• [WHAT YOU WILL DO]
Show every line of the records below that contains the word "Kelvin".

• [SOURCE DATA]
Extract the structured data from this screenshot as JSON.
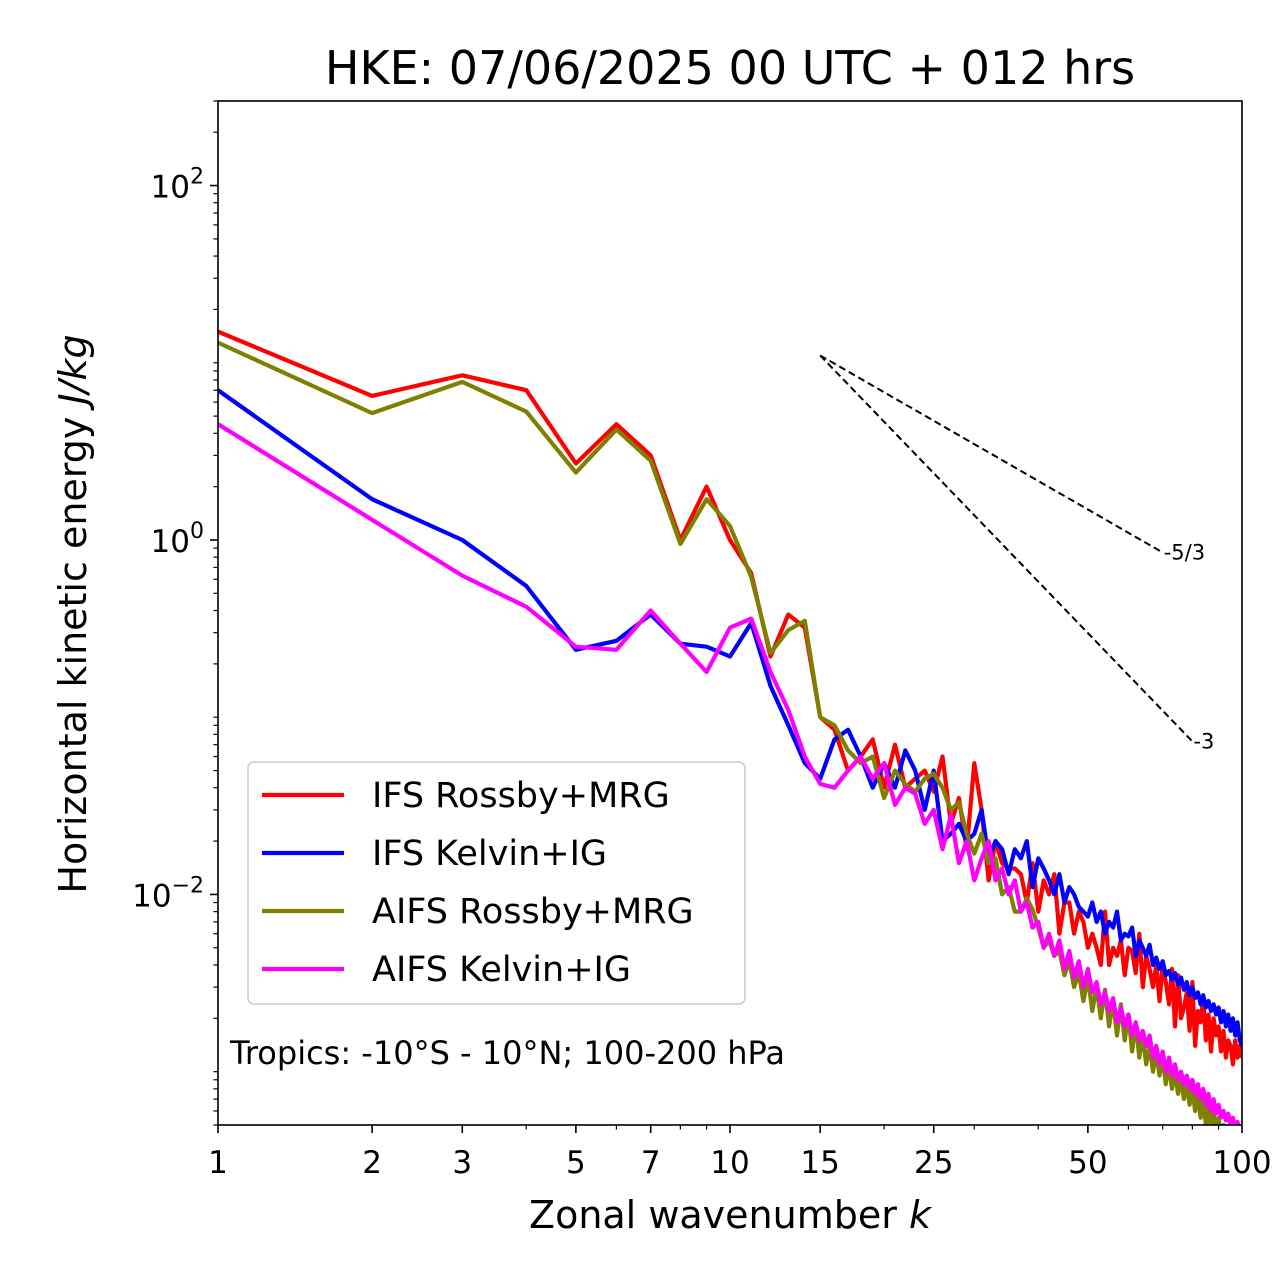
{
  "chart_data": {
    "type": "line",
    "title": "HKE: 07/06/2025 00 UTC + 012 hrs",
    "xlabel": "Zonal wavenumber",
    "xlabel_var": "k",
    "ylabel": "Horizontal kinetic energy",
    "ylabel_unit": "J/kg",
    "xscale": "log",
    "yscale": "log",
    "xlim": [
      1,
      100
    ],
    "ylim": [
      0.0005,
      300
    ],
    "x_ticks": [
      1,
      2,
      3,
      5,
      7,
      10,
      15,
      25,
      50,
      100
    ],
    "x_tick_labels": [
      "1",
      "2",
      "3",
      "5",
      "7",
      "10",
      "15",
      "25",
      "50",
      "100"
    ],
    "y_ticks": [
      0.01,
      1,
      100
    ],
    "y_tick_labels": [
      {
        "base": "10",
        "exp": "−2"
      },
      {
        "base": "10",
        "exp": "0"
      },
      {
        "base": "10",
        "exp": "2"
      }
    ],
    "grid": false,
    "legend_position": "lower-left",
    "annotation": "Tropics: -10°S - 10°N; 100-200 hPa",
    "reference_slopes": [
      {
        "label": "-5/3",
        "slope": -1.6667,
        "x_start": 15,
        "y_start": 11,
        "x_end": 70,
        "y_end": 0.85
      },
      {
        "label": "-3",
        "slope": -3,
        "x_start": 15,
        "y_start": 11,
        "x_end": 80,
        "y_end": 0.073
      }
    ],
    "series": [
      {
        "name": "IFS Rossby+MRG",
        "color": "#ff0000",
        "x": [
          1,
          2,
          3,
          4,
          5,
          6,
          7,
          8,
          9,
          10,
          11,
          12,
          13,
          14,
          15,
          16,
          17,
          18,
          19,
          20,
          21,
          22,
          23,
          24,
          25,
          26,
          27,
          28,
          29,
          30,
          31,
          32,
          33,
          34,
          35,
          36,
          37,
          38,
          39,
          40,
          41,
          42,
          43,
          44,
          45,
          46,
          47,
          48,
          49,
          50,
          51,
          52,
          53,
          54,
          55,
          56,
          57,
          58,
          59,
          60,
          61,
          62,
          63,
          64,
          65,
          66,
          67,
          68,
          69,
          70,
          71,
          72,
          73,
          74,
          75,
          76,
          77,
          78,
          79,
          80,
          81,
          82,
          83,
          84,
          85,
          86,
          87,
          88,
          89,
          90,
          91,
          92,
          93,
          94,
          95,
          96,
          97,
          98,
          99,
          100
        ],
        "y": [
          15,
          6.5,
          8.5,
          7,
          2.7,
          4.5,
          3,
          1,
          2,
          1,
          0.65,
          0.22,
          0.38,
          0.32,
          0.1,
          0.085,
          0.05,
          0.06,
          0.075,
          0.04,
          0.07,
          0.04,
          0.045,
          0.05,
          0.038,
          0.06,
          0.025,
          0.035,
          0.018,
          0.055,
          0.03,
          0.012,
          0.02,
          0.015,
          0.014,
          0.014,
          0.013,
          0.009,
          0.015,
          0.008,
          0.012,
          0.01,
          0.013,
          0.006,
          0.009,
          0.009,
          0.006,
          0.008,
          0.007,
          0.005,
          0.006,
          0.005,
          0.004,
          0.008,
          0.004,
          0.005,
          0.0045,
          0.0055,
          0.0035,
          0.005,
          0.0048,
          0.0036,
          0.006,
          0.003,
          0.0045,
          0.0038,
          0.003,
          0.004,
          0.0025,
          0.004,
          0.0032,
          0.0024,
          0.0038,
          0.0018,
          0.0035,
          0.002,
          0.0023,
          0.0028,
          0.0017,
          0.0032,
          0.0014,
          0.0022,
          0.0019,
          0.0026,
          0.0015,
          0.0021,
          0.0013,
          0.002,
          0.0016,
          0.0018,
          0.0013,
          0.0017,
          0.0012,
          0.0015,
          0.0014,
          0.0011,
          0.0015,
          0.0012,
          0.0014,
          0.0012
        ]
      },
      {
        "name": "IFS Kelvin+IG",
        "color": "#0000ff",
        "x": [
          1,
          2,
          3,
          4,
          5,
          6,
          7,
          8,
          9,
          10,
          11,
          12,
          13,
          14,
          15,
          16,
          17,
          18,
          19,
          20,
          21,
          22,
          23,
          24,
          25,
          26,
          27,
          28,
          29,
          30,
          31,
          32,
          33,
          34,
          35,
          36,
          37,
          38,
          39,
          40,
          41,
          42,
          43,
          44,
          45,
          46,
          47,
          48,
          49,
          50,
          51,
          52,
          53,
          54,
          55,
          56,
          57,
          58,
          59,
          60,
          61,
          62,
          63,
          64,
          65,
          66,
          67,
          68,
          69,
          70,
          71,
          72,
          73,
          74,
          75,
          76,
          77,
          78,
          79,
          80,
          81,
          82,
          83,
          84,
          85,
          86,
          87,
          88,
          89,
          90,
          91,
          92,
          93,
          94,
          95,
          96,
          97,
          98,
          99,
          100
        ],
        "y": [
          7,
          1.7,
          1,
          0.55,
          0.24,
          0.27,
          0.38,
          0.26,
          0.25,
          0.22,
          0.34,
          0.15,
          0.09,
          0.055,
          0.045,
          0.075,
          0.085,
          0.06,
          0.04,
          0.055,
          0.04,
          0.065,
          0.05,
          0.03,
          0.05,
          0.02,
          0.022,
          0.025,
          0.02,
          0.022,
          0.03,
          0.016,
          0.02,
          0.018,
          0.013,
          0.018,
          0.016,
          0.02,
          0.011,
          0.016,
          0.014,
          0.012,
          0.01,
          0.013,
          0.009,
          0.011,
          0.01,
          0.0085,
          0.008,
          0.0075,
          0.009,
          0.007,
          0.008,
          0.006,
          0.007,
          0.0065,
          0.008,
          0.0055,
          0.006,
          0.0058,
          0.0065,
          0.0045,
          0.0055,
          0.005,
          0.0045,
          0.0052,
          0.004,
          0.0044,
          0.0038,
          0.0042,
          0.0035,
          0.0037,
          0.0033,
          0.0036,
          0.0031,
          0.0034,
          0.0029,
          0.0032,
          0.0027,
          0.003,
          0.0026,
          0.0028,
          0.0024,
          0.0027,
          0.0023,
          0.0025,
          0.0022,
          0.0024,
          0.0021,
          0.0023,
          0.0019,
          0.0022,
          0.0018,
          0.0021,
          0.0017,
          0.002,
          0.0016,
          0.0019,
          0.0015,
          0.0014
        ]
      },
      {
        "name": "AIFS Rossby+MRG",
        "color": "#808000",
        "x": [
          1,
          2,
          3,
          4,
          5,
          6,
          7,
          8,
          9,
          10,
          11,
          12,
          13,
          14,
          15,
          16,
          17,
          18,
          19,
          20,
          21,
          22,
          23,
          24,
          25,
          26,
          27,
          28,
          29,
          30,
          31,
          32,
          33,
          34,
          35,
          36,
          37,
          38,
          39,
          40,
          41,
          42,
          43,
          44,
          45,
          46,
          47,
          48,
          49,
          50,
          51,
          52,
          53,
          54,
          55,
          56,
          57,
          58,
          59,
          60,
          61,
          62,
          63,
          64,
          65,
          66,
          67,
          68,
          69,
          70,
          71,
          72,
          73,
          74,
          75,
          76,
          77,
          78,
          79,
          80,
          81,
          82,
          83,
          84,
          85,
          86,
          87,
          88,
          89,
          90,
          91,
          92,
          93,
          94,
          95,
          96,
          97,
          98,
          99,
          100
        ],
        "y": [
          13,
          5.2,
          7.8,
          5.3,
          2.4,
          4.2,
          2.8,
          0.95,
          1.7,
          1.2,
          0.62,
          0.23,
          0.31,
          0.35,
          0.1,
          0.09,
          0.065,
          0.055,
          0.06,
          0.035,
          0.05,
          0.042,
          0.038,
          0.045,
          0.048,
          0.04,
          0.03,
          0.033,
          0.022,
          0.017,
          0.022,
          0.015,
          0.016,
          0.01,
          0.011,
          0.008,
          0.008,
          0.0095,
          0.0082,
          0.0065,
          0.005,
          0.0055,
          0.0045,
          0.0048,
          0.0035,
          0.0042,
          0.003,
          0.0036,
          0.0025,
          0.0034,
          0.0022,
          0.003,
          0.002,
          0.0029,
          0.0018,
          0.0025,
          0.0016,
          0.0024,
          0.0015,
          0.0021,
          0.0013,
          0.0019,
          0.0012,
          0.0016,
          0.0011,
          0.0014,
          0.001,
          0.0013,
          0.00095,
          0.0012,
          0.00085,
          0.0011,
          0.0008,
          0.001,
          0.00075,
          0.0009,
          0.0007,
          0.00085,
          0.00065,
          0.0008,
          0.0006,
          0.00075,
          0.00055,
          0.0007,
          0.0005,
          0.00065,
          0.00048,
          0.0006,
          0.00045,
          0.00055,
          0.00042,
          0.0005,
          0.0004,
          0.00047,
          0.00038,
          0.00045,
          0.00036,
          0.00043,
          0.00034,
          0.0004
        ]
      },
      {
        "name": "AIFS Kelvin+IG",
        "color": "#ff00ff",
        "x": [
          1,
          2,
          3,
          4,
          5,
          6,
          7,
          8,
          9,
          10,
          11,
          12,
          13,
          14,
          15,
          16,
          17,
          18,
          19,
          20,
          21,
          22,
          23,
          24,
          25,
          26,
          27,
          28,
          29,
          30,
          31,
          32,
          33,
          34,
          35,
          36,
          37,
          38,
          39,
          40,
          41,
          42,
          43,
          44,
          45,
          46,
          47,
          48,
          49,
          50,
          51,
          52,
          53,
          54,
          55,
          56,
          57,
          58,
          59,
          60,
          61,
          62,
          63,
          64,
          65,
          66,
          67,
          68,
          69,
          70,
          71,
          72,
          73,
          74,
          75,
          76,
          77,
          78,
          79,
          80,
          81,
          82,
          83,
          84,
          85,
          86,
          87,
          88,
          89,
          90,
          91,
          92,
          93,
          94,
          95,
          96,
          97,
          98,
          99,
          100
        ],
        "y": [
          4.5,
          1.3,
          0.63,
          0.42,
          0.25,
          0.24,
          0.4,
          0.26,
          0.18,
          0.32,
          0.36,
          0.18,
          0.11,
          0.06,
          0.042,
          0.04,
          0.05,
          0.06,
          0.045,
          0.055,
          0.032,
          0.04,
          0.037,
          0.025,
          0.03,
          0.018,
          0.028,
          0.015,
          0.02,
          0.012,
          0.016,
          0.02,
          0.012,
          0.014,
          0.01,
          0.012,
          0.008,
          0.009,
          0.0065,
          0.007,
          0.005,
          0.006,
          0.0045,
          0.0055,
          0.0038,
          0.0048,
          0.0034,
          0.0042,
          0.003,
          0.0038,
          0.0028,
          0.0032,
          0.0024,
          0.0028,
          0.0022,
          0.0026,
          0.0019,
          0.0023,
          0.0018,
          0.0021,
          0.0016,
          0.0019,
          0.0015,
          0.0017,
          0.0014,
          0.0016,
          0.0012,
          0.0014,
          0.0011,
          0.0013,
          0.001,
          0.0012,
          0.00095,
          0.0011,
          0.0009,
          0.001,
          0.00085,
          0.00095,
          0.0008,
          0.0009,
          0.00075,
          0.00085,
          0.0007,
          0.0008,
          0.00065,
          0.00075,
          0.0006,
          0.0007,
          0.00058,
          0.00065,
          0.00055,
          0.0006,
          0.00053,
          0.00058,
          0.0005,
          0.00055,
          0.00048,
          0.00052,
          0.00046,
          0.0005
        ]
      }
    ]
  }
}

• [SOLVED PROBLEM]
        "name": "IFS Kelvin+IG",
        "name": "AIFS Kelvin+IG",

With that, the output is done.